Read through the data and count the lines that contain the string "icon"; give only the result.

__EXTRACTED MATERIAL__
^^^^^^^^^^^^^^^^

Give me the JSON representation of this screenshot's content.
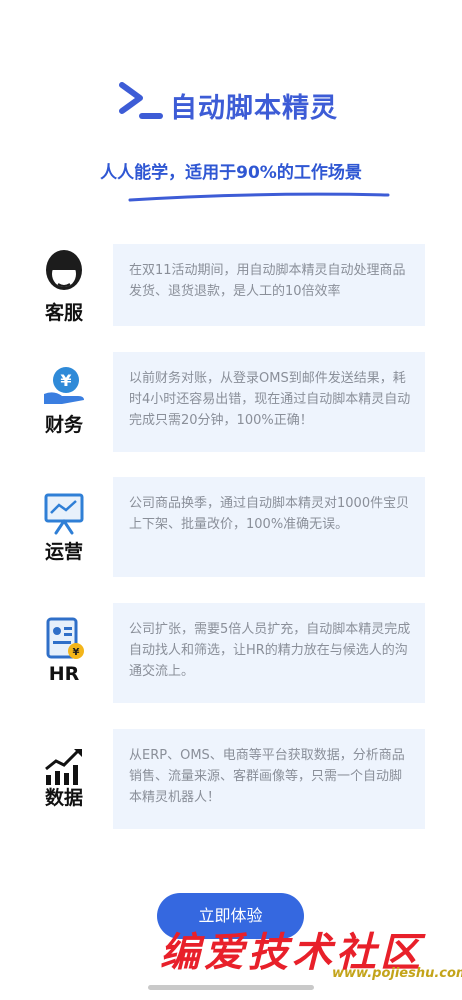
{
  "header": {
    "app_title": "自动脚本精灵",
    "logo_icon": "prompt-chevron-icon"
  },
  "slogan": "人人能学，适用于90%的工作场景",
  "features": [
    {
      "label": "客服",
      "icon": "customer-service-headset-icon",
      "description": "在双11活动期间，用自动脚本精灵自动处理商品发货、退货退款，是人工的10倍效率"
    },
    {
      "label": "财务",
      "icon": "finance-yen-hand-icon",
      "description": "以前财务对账，从登录OMS到邮件发送结果，耗时4小时还容易出错，现在通过自动脚本精灵自动完成只需20分钟，100%正确！"
    },
    {
      "label": "运营",
      "icon": "operations-presentation-board-icon",
      "description": "公司商品换季，通过自动脚本精灵对1000件宝贝上下架、批量改价，100%准确无误。"
    },
    {
      "label": "HR",
      "icon": "hr-resume-id-card-icon",
      "description": "公司扩张，需要5倍人员扩充，自动脚本精灵完成自动找人和筛选，让HR的精力放在与候选人的沟通交流上。"
    },
    {
      "label": "数据",
      "icon": "data-bar-chart-trend-icon",
      "description": "从ERP、OMS、电商等平台获取数据，分析商品销售、流量来源、客群画像等，只需一个自动脚本精灵机器人！"
    }
  ],
  "cta": {
    "label": "立即体验"
  },
  "watermark": {
    "title": "编爱技术社区",
    "url": "www.pojieshu.com"
  },
  "colors": {
    "brand_blue": "#3d5cd6",
    "card_bg": "#eef4fd",
    "card_text": "#8a8f99",
    "watermark_red": "#e8202a"
  }
}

^^^^^^^^^^^^^^^^

__THE COMPLETED TASK__
6